_Instructions to follow_:
Below are records; reproduce exactly the lines from the one containing "Read out every word on this page." through the end, both included, and only those.

## BEGIN Recorded information

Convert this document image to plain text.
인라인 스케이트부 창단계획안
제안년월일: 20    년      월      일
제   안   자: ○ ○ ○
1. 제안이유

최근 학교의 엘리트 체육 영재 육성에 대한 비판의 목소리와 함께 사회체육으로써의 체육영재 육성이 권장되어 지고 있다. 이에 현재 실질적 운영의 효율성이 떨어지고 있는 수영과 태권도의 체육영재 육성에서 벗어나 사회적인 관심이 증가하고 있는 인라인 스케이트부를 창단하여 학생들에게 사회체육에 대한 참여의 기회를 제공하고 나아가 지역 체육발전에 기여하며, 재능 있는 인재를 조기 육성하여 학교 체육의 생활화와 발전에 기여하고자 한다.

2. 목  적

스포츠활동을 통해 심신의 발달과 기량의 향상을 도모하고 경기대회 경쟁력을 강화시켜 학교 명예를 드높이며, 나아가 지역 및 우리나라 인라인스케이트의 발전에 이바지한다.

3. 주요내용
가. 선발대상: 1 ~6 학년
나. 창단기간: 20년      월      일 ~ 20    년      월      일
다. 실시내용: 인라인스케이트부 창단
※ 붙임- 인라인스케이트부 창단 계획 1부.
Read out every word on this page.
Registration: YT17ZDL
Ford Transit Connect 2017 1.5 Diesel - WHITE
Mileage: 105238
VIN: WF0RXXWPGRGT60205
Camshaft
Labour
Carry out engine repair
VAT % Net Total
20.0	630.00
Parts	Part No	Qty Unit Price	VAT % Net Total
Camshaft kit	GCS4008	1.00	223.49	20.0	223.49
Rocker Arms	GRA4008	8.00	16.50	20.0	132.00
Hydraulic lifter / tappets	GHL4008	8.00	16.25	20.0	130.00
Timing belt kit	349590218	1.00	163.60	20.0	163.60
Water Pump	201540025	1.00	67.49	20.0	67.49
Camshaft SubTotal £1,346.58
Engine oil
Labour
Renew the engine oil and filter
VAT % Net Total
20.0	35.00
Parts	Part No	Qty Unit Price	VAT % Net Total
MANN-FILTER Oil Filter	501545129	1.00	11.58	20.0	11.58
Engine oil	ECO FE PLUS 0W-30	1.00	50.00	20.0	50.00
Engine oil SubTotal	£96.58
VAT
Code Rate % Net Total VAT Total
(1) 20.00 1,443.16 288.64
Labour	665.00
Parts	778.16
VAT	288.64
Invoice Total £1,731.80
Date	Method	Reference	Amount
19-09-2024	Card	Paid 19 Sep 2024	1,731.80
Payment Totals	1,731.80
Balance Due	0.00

## END Recorded information

_Solution for this task_:
Read out every word on this page.
Registration: YT17ZDL
Ford Transit Connect 2017 1.5 Diesel - WHITE
Mileage: 105238
VIN: WF0RXXWPGRGT60205
Camshaft
Labour
Carry out engine repair
VAT % Net Total
20.0	630.00
Parts	Part No	Qty Unit Price	VAT % Net Total
Camshaft kit	GCS4008	1.00	223.49	20.0	223.49
Rocker Arms	GRA4008	8.00	16.50	20.0	132.00
Hydraulic lifter / tappets	GHL4008	8.00	16.25	20.0	130.00
Timing belt kit	349590218	1.00	163.60	20.0	163.60
Water Pump	201540025	1.00	67.49	20.0	67.49
Camshaft SubTotal £1,346.58
Engine oil
Labour
Renew the engine oil and filter
VAT % Net Total
20.0	35.00
Parts	Part No	Qty Unit Price	VAT % Net Total
MANN-FILTER Oil Filter	501545129	1.00	11.58	20.0	11.58
Engine oil	ECO FE PLUS 0W-30	1.00	50.00	20.0	50.00
Engine oil SubTotal	£96.58
VAT
Code Rate % Net Total VAT Total
(1) 20.00 1,443.16 288.64
Labour	665.00
Parts	778.16
VAT	288.64
Invoice Total £1,731.80
Date	Method	Reference	Amount
19-09-2024	Card	Paid 19 Sep 2024	1,731.80
Payment Totals	1,731.80
Balance Due	0.00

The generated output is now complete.